══ Given passage
Constance - glad you found it interesting. Yes, the internal combustion engine and the jet engine made a big difference in perception of distance :-) Perception of distance also tends to vary with factors such as population density and distance between settlements, too - there's an apocryphal story that when Marks and Spencer opened their first store in Inverness (Scottish Highlands) its catchment area turned out to be many times greater than they expected, because people in the Highlands were used to travelling long distances.

Rick - Maybe; who's to say what was expected?

Anonymous - good luck with your college assignment. Remember to cite your sources :-)

Unknown said...

'ruled not like a victorious king but like a savage tyrant'

But a few centuries we have the Harrying of the North, that we do actually have a written record of, and that proved very successful.

Considering Cadwallon was occupying Lloegyr he may have considered the current occupants as temporary.
════
> [Required task 1]:
Answer from the comment thread:
(a) In which town did Marks and Spencer open its first Highlands store, according to the apocryphal story?
(b) What is the commenter addressed as "Anonymous" reminded to do?
(c) Who is described as occupying Lloegyr?
> [Required task 2]:
Render this sentence from the comment thread in Spanish: "Considering Cadwallon was occupying Lloegyr he may have considered the current occupants as temporary."
> [Required task 3]:
Write the next comment that would follow the last one in the thread on perception of distance and Cadwallon.
The data further down is separate material, unrelated to the comment thread above.
══ Records supplied
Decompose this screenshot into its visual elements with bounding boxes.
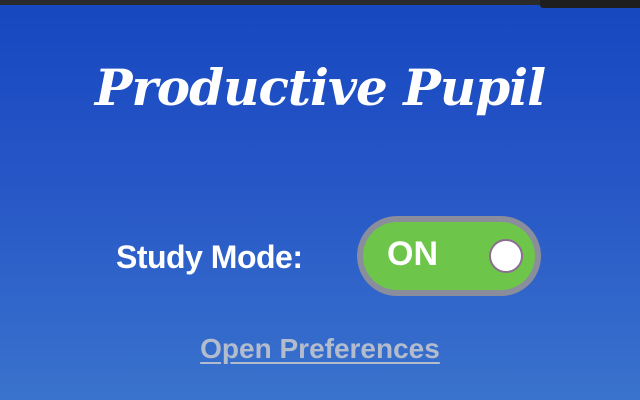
════
══ Records supplied
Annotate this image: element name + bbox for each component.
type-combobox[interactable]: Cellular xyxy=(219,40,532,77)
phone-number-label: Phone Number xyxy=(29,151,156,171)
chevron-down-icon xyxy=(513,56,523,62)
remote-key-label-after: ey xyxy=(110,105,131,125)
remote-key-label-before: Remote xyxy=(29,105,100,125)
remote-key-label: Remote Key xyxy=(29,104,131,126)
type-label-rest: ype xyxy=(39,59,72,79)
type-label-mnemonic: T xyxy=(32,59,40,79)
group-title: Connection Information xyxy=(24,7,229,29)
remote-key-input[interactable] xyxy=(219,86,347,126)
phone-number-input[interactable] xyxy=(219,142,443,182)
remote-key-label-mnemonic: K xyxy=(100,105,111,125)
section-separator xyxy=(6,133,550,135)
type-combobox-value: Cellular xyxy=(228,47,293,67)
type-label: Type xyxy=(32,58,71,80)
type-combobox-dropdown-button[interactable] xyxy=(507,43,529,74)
════
> [Written reply 1]:
(a) Inverness
(b) Cite their sources
(c) Cadwallon

> [Written reply 2]:
Teniendo en cuenta que Cadwallon ocupaba Lloegyr, es posible que considerara temporales a los ocupantes de entonces.

> [Written reply 3]:
Thanks again Carla for a very stimulating and well written article and thanks to to all the posters for additional deep thought.

Carla said...

Possibly successful in the Calgacus/Tacitus sense, "they make a wasteland and call it peace". Bede certainly regarded it as a deeply traumatic event, although the usual caveat applies that we may only have a partial picture. As Catwallaun was killed at the end of his year of occupation, and the rule of Gwynedd then passed (temporarily) to a king who was not from his dynasty, it was arguably a mixed (!) success even for him.